Stored rows:
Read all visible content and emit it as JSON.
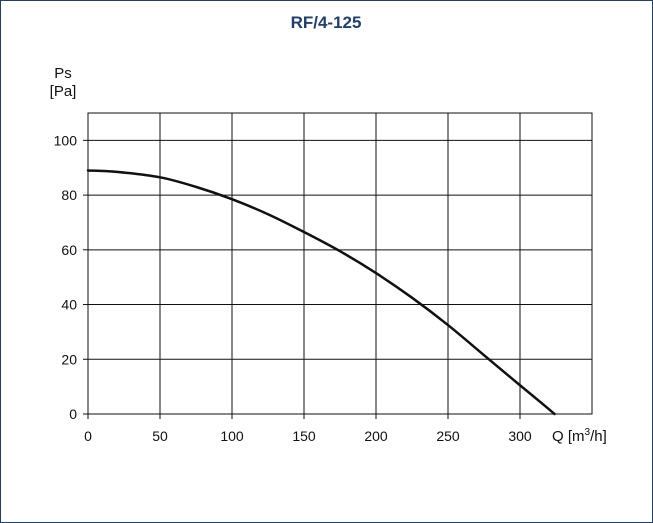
{
  "chart_data": {
    "type": "line",
    "title": "RF/4-125",
    "ylabel": "Ps",
    "ylabel_unit": "[Pa]",
    "xlabel_prefix": "Q [m",
    "xlabel_sup": "3",
    "xlabel_suffix": "/h]",
    "xlim": [
      0,
      350
    ],
    "ylim": [
      0,
      110
    ],
    "xticks": [
      0,
      50,
      100,
      150,
      200,
      250,
      300
    ],
    "yticks": [
      0,
      20,
      40,
      60,
      80,
      100
    ],
    "grid": true,
    "series": [
      {
        "x": [
          0,
          20,
          50,
          75,
          100,
          125,
          150,
          175,
          200,
          225,
          250,
          275,
          300,
          315,
          324
        ],
        "y": [
          89,
          88.5,
          86.5,
          83,
          78.5,
          73,
          66.5,
          59.5,
          51.5,
          42.5,
          32.5,
          21.5,
          10.5,
          4,
          0
        ]
      }
    ],
    "colors": {
      "line": "#111111",
      "grid": "#111111",
      "title": "#1f3f73",
      "frame": "#1f3f73"
    }
  }
}
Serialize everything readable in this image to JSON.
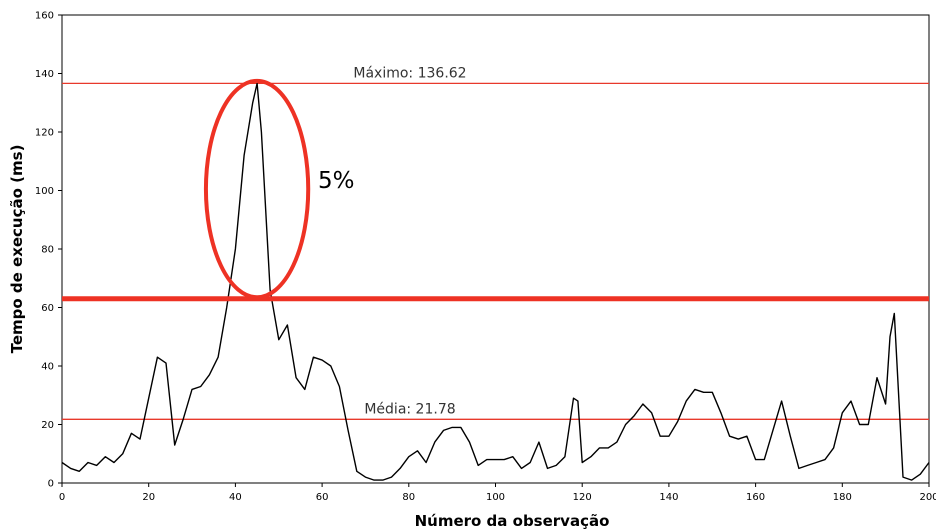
{
  "chart_data": {
    "type": "line",
    "title": "",
    "xlabel": "Número da observação",
    "ylabel": "Tempo de execução (ms)",
    "xlim": [
      0,
      200
    ],
    "ylim": [
      0,
      160
    ],
    "x_ticks": [
      0,
      20,
      40,
      60,
      80,
      100,
      120,
      140,
      160,
      180,
      200
    ],
    "y_ticks": [
      0,
      20,
      40,
      60,
      80,
      100,
      120,
      140,
      160
    ],
    "grid": false,
    "series": [
      {
        "color": "#000000",
        "x": [
          0,
          2,
          4,
          6,
          8,
          10,
          12,
          14,
          16,
          18,
          20,
          22,
          24,
          26,
          28,
          30,
          32,
          34,
          36,
          38,
          40,
          42,
          44,
          45,
          46,
          48,
          50,
          52,
          54,
          56,
          58,
          60,
          62,
          64,
          66,
          68,
          70,
          72,
          74,
          76,
          78,
          80,
          82,
          84,
          86,
          88,
          90,
          92,
          94,
          96,
          98,
          100,
          102,
          104,
          106,
          108,
          110,
          112,
          114,
          116,
          118,
          119,
          120,
          122,
          124,
          126,
          128,
          130,
          132,
          134,
          136,
          138,
          140,
          142,
          144,
          146,
          148,
          150,
          152,
          154,
          156,
          158,
          160,
          162,
          164,
          166,
          168,
          170,
          172,
          174,
          176,
          178,
          180,
          182,
          184,
          186,
          188,
          190,
          191,
          192,
          194,
          196,
          198,
          200
        ],
        "values": [
          7,
          5,
          4,
          7,
          6,
          9,
          7,
          10,
          17,
          15,
          29,
          43,
          41,
          13,
          22,
          32,
          33,
          37,
          43,
          60,
          80,
          112,
          130,
          136.62,
          120,
          66,
          49,
          54,
          36,
          32,
          43,
          42,
          40,
          33,
          18,
          4,
          2,
          1,
          1,
          2,
          5,
          9,
          11,
          7,
          14,
          18,
          19,
          19,
          14,
          6,
          8,
          8,
          8,
          9,
          5,
          7,
          14,
          5,
          6,
          9,
          29,
          28,
          7,
          9,
          12,
          12,
          14,
          20,
          23,
          27,
          24,
          16,
          16,
          21,
          28,
          32,
          31,
          31,
          24,
          16,
          15,
          16,
          8,
          8,
          18,
          28,
          16,
          5,
          6,
          7,
          8,
          12,
          24,
          28,
          20,
          20,
          36,
          27,
          50,
          58,
          2,
          1,
          3,
          7
        ]
      }
    ],
    "reference_lines": [
      {
        "label": "Máximo: 136.62",
        "y": 136.62,
        "color": "#e8392b"
      },
      {
        "label": "Média: 21.78",
        "y": 21.78,
        "color": "#e8392b"
      }
    ],
    "threshold_line": {
      "y": 63,
      "color": "#ee3224"
    },
    "annotation": {
      "text": "5%",
      "color": "#ee3224",
      "ellipse_center": [
        45,
        100.5
      ],
      "ellipse_radius": [
        11.8,
        37
      ]
    }
  }
}
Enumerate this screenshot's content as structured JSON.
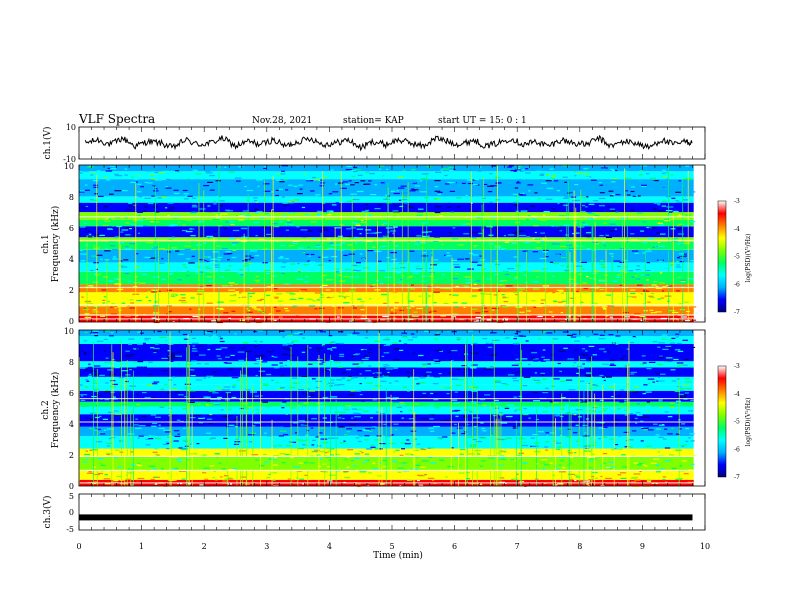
{
  "header": {
    "title": "VLF Spectra",
    "date": "Nov.28, 2021",
    "station": "station= KAP",
    "start": "start  UT =   15: 0  : 1"
  },
  "chart_data": [
    {
      "type": "line",
      "panel": "waveform-ch1",
      "ylabel": "ch.1(V)",
      "xlim": [
        0,
        10
      ],
      "ylim": [
        -10,
        10
      ],
      "yticks": [
        "10",
        "-10"
      ],
      "series": [
        {
          "x": [
            0.1,
            0.3,
            0.5,
            0.7,
            0.9,
            1.1,
            1.3,
            1.5,
            1.7,
            1.9,
            2.1,
            2.3,
            2.5,
            2.7,
            2.9,
            3.1,
            3.3,
            3.5,
            3.7,
            3.9,
            4.1,
            4.3,
            4.5,
            4.7,
            4.9,
            5.1,
            5.3,
            5.5,
            5.7,
            5.9,
            6.1,
            6.3,
            6.5,
            6.7,
            6.9,
            7.1,
            7.3,
            7.5,
            7.7,
            7.9,
            8.1,
            8.3,
            8.5,
            8.7,
            8.9,
            9.1,
            9.3,
            9.5,
            9.7,
            9.8
          ],
          "values": [
            0,
            2,
            -1,
            3,
            -2,
            1,
            0,
            -3,
            2,
            -1,
            0,
            3,
            -2,
            1,
            -1,
            2,
            -2,
            1,
            3,
            -1,
            0,
            2,
            -3,
            1,
            -1,
            2,
            0,
            -2,
            3,
            1,
            -1,
            2,
            -2,
            0,
            3,
            -1,
            1,
            -2,
            2,
            0,
            -1,
            3,
            -2,
            1,
            0,
            -3,
            2,
            -1,
            1,
            0
          ]
        }
      ]
    },
    {
      "type": "heatmap",
      "panel": "spectrogram-ch1",
      "ylabel": "Frequency (kHz)",
      "channel_label": "ch.1",
      "xlim": [
        0,
        10
      ],
      "ylim": [
        0,
        10
      ],
      "yticks": [
        "0",
        "2",
        "4",
        "6",
        "8",
        "10"
      ],
      "value_units": "log(PSD)(V²/Hz)",
      "bands": [
        {
          "from": 0,
          "to": 0.4,
          "level": -3.6
        },
        {
          "from": 0.4,
          "to": 1.0,
          "level": -4.1
        },
        {
          "from": 1.0,
          "to": 1.9,
          "level": -4.6
        },
        {
          "from": 1.9,
          "to": 2.4,
          "level": -4.2
        },
        {
          "from": 2.4,
          "to": 3.2,
          "level": -5.2
        },
        {
          "from": 3.2,
          "to": 3.8,
          "level": -5.6
        },
        {
          "from": 3.8,
          "to": 4.6,
          "level": -6.0
        },
        {
          "from": 4.6,
          "to": 5.1,
          "level": -5.3
        },
        {
          "from": 5.1,
          "to": 5.4,
          "level": -4.9
        },
        {
          "from": 5.4,
          "to": 6.1,
          "level": -6.2
        },
        {
          "from": 6.1,
          "to": 6.5,
          "level": -5.2
        },
        {
          "from": 6.5,
          "to": 7.0,
          "level": -5.0
        },
        {
          "from": 7.0,
          "to": 7.6,
          "level": -6.3
        },
        {
          "from": 7.6,
          "to": 8.0,
          "level": -5.6
        },
        {
          "from": 8.0,
          "to": 9.1,
          "level": -6.1
        },
        {
          "from": 9.1,
          "to": 9.6,
          "level": -5.5
        },
        {
          "from": 9.6,
          "to": 10,
          "level": -5.9
        }
      ],
      "lines_khz": [
        0.2,
        0.45,
        1.1,
        2.2,
        5.2,
        6.7
      ]
    },
    {
      "type": "heatmap",
      "panel": "spectrogram-ch2",
      "ylabel": "Frequency (kHz)",
      "channel_label": "ch.2",
      "xlim": [
        0,
        10
      ],
      "ylim": [
        0,
        10
      ],
      "yticks": [
        "0",
        "2",
        "4",
        "6",
        "8",
        "10"
      ],
      "value_units": "log(PSD)(V²/Hz)",
      "bands": [
        {
          "from": 0,
          "to": 0.4,
          "level": -3.8
        },
        {
          "from": 0.4,
          "to": 1.0,
          "level": -4.5
        },
        {
          "from": 1.0,
          "to": 1.9,
          "level": -5.0
        },
        {
          "from": 1.9,
          "to": 2.4,
          "level": -4.6
        },
        {
          "from": 2.4,
          "to": 3.2,
          "level": -5.7
        },
        {
          "from": 3.2,
          "to": 3.8,
          "level": -5.9
        },
        {
          "from": 3.8,
          "to": 4.6,
          "level": -6.2
        },
        {
          "from": 4.6,
          "to": 5.1,
          "level": -5.6
        },
        {
          "from": 5.1,
          "to": 5.4,
          "level": -5.3
        },
        {
          "from": 5.4,
          "to": 6.1,
          "level": -6.3
        },
        {
          "from": 6.1,
          "to": 6.5,
          "level": -5.5
        },
        {
          "from": 6.5,
          "to": 7.0,
          "level": -5.7
        },
        {
          "from": 7.0,
          "to": 7.6,
          "level": -6.4
        },
        {
          "from": 7.6,
          "to": 8.0,
          "level": -5.8
        },
        {
          "from": 8.0,
          "to": 9.1,
          "level": -6.3
        },
        {
          "from": 9.1,
          "to": 9.6,
          "level": -5.7
        },
        {
          "from": 9.6,
          "to": 10,
          "level": -6.0
        }
      ],
      "lines_khz": [
        0.2,
        1.0,
        1.9,
        4.1,
        5.6
      ]
    },
    {
      "type": "line",
      "panel": "waveform-ch3",
      "ylabel": "ch.3(V)",
      "xlabel": "Time  (min)",
      "xlim": [
        0,
        10
      ],
      "ylim": [
        -5,
        5
      ],
      "yticks": [
        "5",
        "0",
        "-5"
      ],
      "xticks": [
        "0",
        "1",
        "2",
        "3",
        "4",
        "5",
        "6",
        "7",
        "8",
        "9",
        "10"
      ],
      "series": [
        {
          "x": [
            0,
            9.8
          ],
          "values": [
            -1.5,
            -1.5
          ]
        }
      ]
    }
  ],
  "colorbar": {
    "label": "log(PSD)(V²/Hz)",
    "ticks": [
      "-3",
      "-4",
      "-5",
      "-6",
      "-7"
    ],
    "range": [
      -7,
      -3
    ],
    "colors": [
      "#000080",
      "#0000ff",
      "#00b0ff",
      "#00ffff",
      "#00ff60",
      "#80ff00",
      "#ffff00",
      "#ff8000",
      "#ff0000",
      "#ffffff"
    ]
  }
}
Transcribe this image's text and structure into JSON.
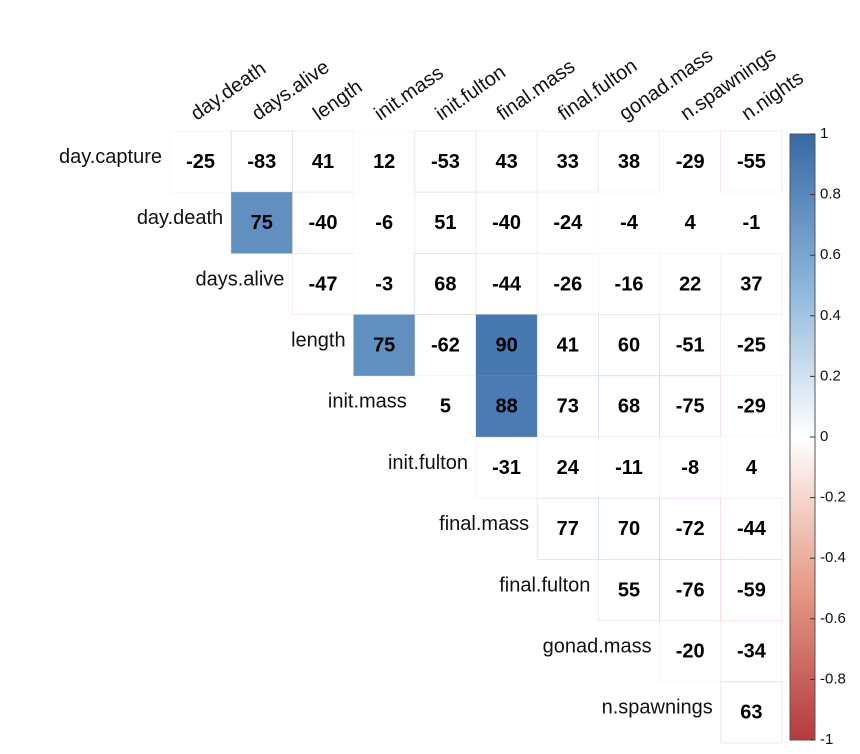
{
  "chart_data": {
    "type": "heatmap",
    "columns": [
      "day.death",
      "days.alive",
      "length",
      "init.mass",
      "init.fulton",
      "final.mass",
      "final.fulton",
      "gonad.mass",
      "n.spawnings",
      "n.nights"
    ],
    "rows": [
      {
        "label": "day.capture",
        "values": [
          -25,
          -83,
          41,
          12,
          -53,
          43,
          33,
          38,
          -29,
          -55
        ],
        "significant": [
          false,
          false,
          false,
          false,
          false,
          false,
          false,
          false,
          false,
          false
        ]
      },
      {
        "label": "day.death",
        "values": [
          75,
          -40,
          -6,
          51,
          -40,
          -24,
          -4,
          4,
          -1
        ],
        "significant": [
          true,
          false,
          false,
          false,
          false,
          false,
          false,
          false,
          false
        ]
      },
      {
        "label": "days.alive",
        "values": [
          -47,
          -3,
          68,
          -44,
          -26,
          -16,
          22,
          37
        ],
        "significant": [
          false,
          false,
          false,
          false,
          false,
          false,
          false,
          false
        ]
      },
      {
        "label": "length",
        "values": [
          75,
          -62,
          90,
          41,
          60,
          -51,
          -25
        ],
        "significant": [
          true,
          false,
          true,
          false,
          false,
          false,
          false
        ]
      },
      {
        "label": "init.mass",
        "values": [
          5,
          88,
          73,
          68,
          -75,
          -29
        ],
        "significant": [
          false,
          true,
          false,
          false,
          false,
          false
        ]
      },
      {
        "label": "init.fulton",
        "values": [
          -31,
          24,
          -11,
          -8,
          4
        ],
        "significant": [
          false,
          false,
          false,
          false,
          false
        ]
      },
      {
        "label": "final.mass",
        "values": [
          77,
          70,
          -72,
          -44
        ],
        "significant": [
          false,
          false,
          false,
          false
        ]
      },
      {
        "label": "final.fulton",
        "values": [
          55,
          -76,
          -59
        ],
        "significant": [
          false,
          false,
          false
        ]
      },
      {
        "label": "gonad.mass",
        "values": [
          -20,
          -34
        ],
        "significant": [
          false,
          false
        ]
      },
      {
        "label": "n.spawnings",
        "values": [
          63
        ],
        "significant": [
          false
        ]
      }
    ],
    "colorscale": [
      [
        -1,
        "#b53a3f"
      ],
      [
        -0.5,
        "#e69a86"
      ],
      [
        0,
        "#ffffff"
      ],
      [
        0.5,
        "#8bb5da"
      ],
      [
        1,
        "#3769a6"
      ]
    ],
    "clim": [
      -1,
      1
    ],
    "cticks": [
      1,
      0.8,
      0.6,
      0.4,
      0.2,
      0,
      -0.2,
      -0.4,
      -0.6,
      -0.8,
      -1
    ]
  }
}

The problem: Your reply is one number: how many lines of the records above contain the word "mass".

Written answer: 6